(Dataset entries)
** begin **

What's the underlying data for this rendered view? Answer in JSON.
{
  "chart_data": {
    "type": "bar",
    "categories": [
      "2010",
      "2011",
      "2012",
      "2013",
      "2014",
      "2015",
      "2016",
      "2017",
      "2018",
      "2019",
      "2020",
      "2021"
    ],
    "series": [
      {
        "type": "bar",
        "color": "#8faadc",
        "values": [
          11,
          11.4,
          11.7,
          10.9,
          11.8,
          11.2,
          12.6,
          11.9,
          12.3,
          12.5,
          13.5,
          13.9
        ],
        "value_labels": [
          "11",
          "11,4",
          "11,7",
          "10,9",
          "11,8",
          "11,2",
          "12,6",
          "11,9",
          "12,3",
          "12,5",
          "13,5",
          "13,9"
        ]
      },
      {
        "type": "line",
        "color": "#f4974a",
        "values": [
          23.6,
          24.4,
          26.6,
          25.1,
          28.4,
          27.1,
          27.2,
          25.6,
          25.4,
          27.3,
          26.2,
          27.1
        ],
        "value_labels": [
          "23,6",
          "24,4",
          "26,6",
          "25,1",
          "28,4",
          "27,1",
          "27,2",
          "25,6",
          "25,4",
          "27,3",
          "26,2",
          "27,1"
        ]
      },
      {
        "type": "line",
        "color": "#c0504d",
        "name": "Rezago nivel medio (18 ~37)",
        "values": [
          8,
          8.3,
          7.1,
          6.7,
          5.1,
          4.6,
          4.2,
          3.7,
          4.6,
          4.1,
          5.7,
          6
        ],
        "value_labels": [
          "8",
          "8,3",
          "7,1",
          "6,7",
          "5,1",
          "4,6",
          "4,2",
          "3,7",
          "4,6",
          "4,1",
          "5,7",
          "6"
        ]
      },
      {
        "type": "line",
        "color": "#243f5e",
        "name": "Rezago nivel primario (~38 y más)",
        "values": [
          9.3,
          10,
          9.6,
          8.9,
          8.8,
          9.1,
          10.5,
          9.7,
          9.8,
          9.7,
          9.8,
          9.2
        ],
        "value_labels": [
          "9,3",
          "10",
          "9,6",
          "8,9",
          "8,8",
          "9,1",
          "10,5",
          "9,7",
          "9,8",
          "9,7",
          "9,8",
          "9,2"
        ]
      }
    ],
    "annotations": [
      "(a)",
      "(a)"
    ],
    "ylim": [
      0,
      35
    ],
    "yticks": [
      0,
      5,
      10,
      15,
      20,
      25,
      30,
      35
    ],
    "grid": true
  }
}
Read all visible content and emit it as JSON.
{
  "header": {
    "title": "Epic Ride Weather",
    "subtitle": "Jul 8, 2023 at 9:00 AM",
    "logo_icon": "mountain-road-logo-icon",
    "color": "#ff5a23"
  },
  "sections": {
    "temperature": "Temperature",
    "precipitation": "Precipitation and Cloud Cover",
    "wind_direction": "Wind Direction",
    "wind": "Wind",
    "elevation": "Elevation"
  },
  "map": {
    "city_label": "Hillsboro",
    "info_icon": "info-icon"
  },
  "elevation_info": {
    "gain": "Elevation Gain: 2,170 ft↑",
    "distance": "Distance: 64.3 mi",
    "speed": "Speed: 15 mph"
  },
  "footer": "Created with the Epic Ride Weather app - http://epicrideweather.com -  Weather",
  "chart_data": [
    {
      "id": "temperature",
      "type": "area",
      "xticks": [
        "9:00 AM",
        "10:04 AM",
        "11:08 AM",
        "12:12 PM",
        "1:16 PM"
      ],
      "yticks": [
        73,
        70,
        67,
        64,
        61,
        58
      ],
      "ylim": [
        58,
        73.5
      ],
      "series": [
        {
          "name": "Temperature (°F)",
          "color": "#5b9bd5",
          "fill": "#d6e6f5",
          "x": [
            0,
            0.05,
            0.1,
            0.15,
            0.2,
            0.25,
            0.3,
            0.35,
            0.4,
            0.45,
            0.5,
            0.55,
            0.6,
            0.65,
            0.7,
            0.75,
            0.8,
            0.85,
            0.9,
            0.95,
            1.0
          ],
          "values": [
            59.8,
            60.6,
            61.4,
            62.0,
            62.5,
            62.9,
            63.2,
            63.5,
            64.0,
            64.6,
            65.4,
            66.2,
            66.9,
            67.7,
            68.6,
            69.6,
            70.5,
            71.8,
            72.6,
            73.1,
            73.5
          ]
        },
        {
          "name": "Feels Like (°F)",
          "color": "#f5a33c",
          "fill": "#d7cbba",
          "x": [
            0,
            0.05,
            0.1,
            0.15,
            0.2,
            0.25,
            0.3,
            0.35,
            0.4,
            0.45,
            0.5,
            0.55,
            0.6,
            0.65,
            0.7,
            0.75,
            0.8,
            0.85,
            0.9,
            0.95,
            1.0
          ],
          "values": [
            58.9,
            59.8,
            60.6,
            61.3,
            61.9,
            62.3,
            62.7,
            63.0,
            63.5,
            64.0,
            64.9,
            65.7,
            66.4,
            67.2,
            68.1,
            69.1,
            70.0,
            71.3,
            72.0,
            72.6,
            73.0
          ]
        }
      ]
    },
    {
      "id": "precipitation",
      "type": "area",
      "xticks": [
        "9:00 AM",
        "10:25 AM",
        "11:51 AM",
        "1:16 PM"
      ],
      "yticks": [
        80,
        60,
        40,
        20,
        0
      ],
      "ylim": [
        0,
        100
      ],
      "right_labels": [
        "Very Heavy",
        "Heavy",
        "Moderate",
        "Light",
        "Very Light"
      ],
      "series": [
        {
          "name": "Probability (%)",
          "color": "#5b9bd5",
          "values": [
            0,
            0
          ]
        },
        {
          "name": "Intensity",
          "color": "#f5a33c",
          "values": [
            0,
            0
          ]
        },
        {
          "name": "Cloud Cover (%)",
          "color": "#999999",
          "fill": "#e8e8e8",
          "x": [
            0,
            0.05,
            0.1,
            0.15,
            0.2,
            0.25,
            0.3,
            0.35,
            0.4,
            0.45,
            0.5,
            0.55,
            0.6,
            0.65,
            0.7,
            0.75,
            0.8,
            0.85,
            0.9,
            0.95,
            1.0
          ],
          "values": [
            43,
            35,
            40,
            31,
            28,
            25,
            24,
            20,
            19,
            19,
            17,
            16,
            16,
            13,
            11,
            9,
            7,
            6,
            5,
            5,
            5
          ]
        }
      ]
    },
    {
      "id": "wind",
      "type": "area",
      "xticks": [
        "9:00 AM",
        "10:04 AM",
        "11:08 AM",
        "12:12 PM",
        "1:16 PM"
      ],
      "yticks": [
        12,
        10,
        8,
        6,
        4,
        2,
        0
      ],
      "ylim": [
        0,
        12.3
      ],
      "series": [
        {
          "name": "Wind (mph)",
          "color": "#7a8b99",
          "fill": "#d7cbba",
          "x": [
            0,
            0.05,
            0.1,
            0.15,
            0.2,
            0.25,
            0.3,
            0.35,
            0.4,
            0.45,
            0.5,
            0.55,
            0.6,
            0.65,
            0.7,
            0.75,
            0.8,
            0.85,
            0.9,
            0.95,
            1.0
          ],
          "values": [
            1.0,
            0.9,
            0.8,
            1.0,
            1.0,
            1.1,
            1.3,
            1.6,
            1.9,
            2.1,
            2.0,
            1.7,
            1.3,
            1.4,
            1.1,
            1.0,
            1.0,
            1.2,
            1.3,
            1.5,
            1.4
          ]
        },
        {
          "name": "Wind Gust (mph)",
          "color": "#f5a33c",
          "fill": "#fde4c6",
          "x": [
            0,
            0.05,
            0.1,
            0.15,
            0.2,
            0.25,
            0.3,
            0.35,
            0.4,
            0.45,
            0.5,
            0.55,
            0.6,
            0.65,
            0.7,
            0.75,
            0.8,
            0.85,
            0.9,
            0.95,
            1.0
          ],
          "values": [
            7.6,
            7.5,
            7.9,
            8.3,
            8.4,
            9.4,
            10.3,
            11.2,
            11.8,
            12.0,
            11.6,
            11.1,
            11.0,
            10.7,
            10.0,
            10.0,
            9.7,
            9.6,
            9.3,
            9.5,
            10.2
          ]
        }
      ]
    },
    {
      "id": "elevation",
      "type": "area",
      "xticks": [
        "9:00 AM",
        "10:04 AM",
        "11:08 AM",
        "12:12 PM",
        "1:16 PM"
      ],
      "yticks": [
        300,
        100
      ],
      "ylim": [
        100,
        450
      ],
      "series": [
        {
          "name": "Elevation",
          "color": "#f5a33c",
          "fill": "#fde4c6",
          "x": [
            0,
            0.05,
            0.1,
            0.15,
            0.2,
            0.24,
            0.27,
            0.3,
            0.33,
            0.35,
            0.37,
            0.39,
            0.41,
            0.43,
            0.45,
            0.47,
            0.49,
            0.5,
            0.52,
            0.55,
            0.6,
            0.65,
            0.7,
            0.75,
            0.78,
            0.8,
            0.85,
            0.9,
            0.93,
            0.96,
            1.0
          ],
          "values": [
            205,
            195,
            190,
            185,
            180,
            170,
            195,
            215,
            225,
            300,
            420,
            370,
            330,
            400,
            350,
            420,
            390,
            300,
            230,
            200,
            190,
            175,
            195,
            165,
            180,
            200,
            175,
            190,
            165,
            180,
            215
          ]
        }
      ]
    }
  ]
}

** end **

**To do**
Copy every line above in which the string "nivel" shows up.

**Answer to this task**
        "name": "Rezago nivel medio (18 ~37)",
        "name": "Rezago nivel primario (~38 y más)",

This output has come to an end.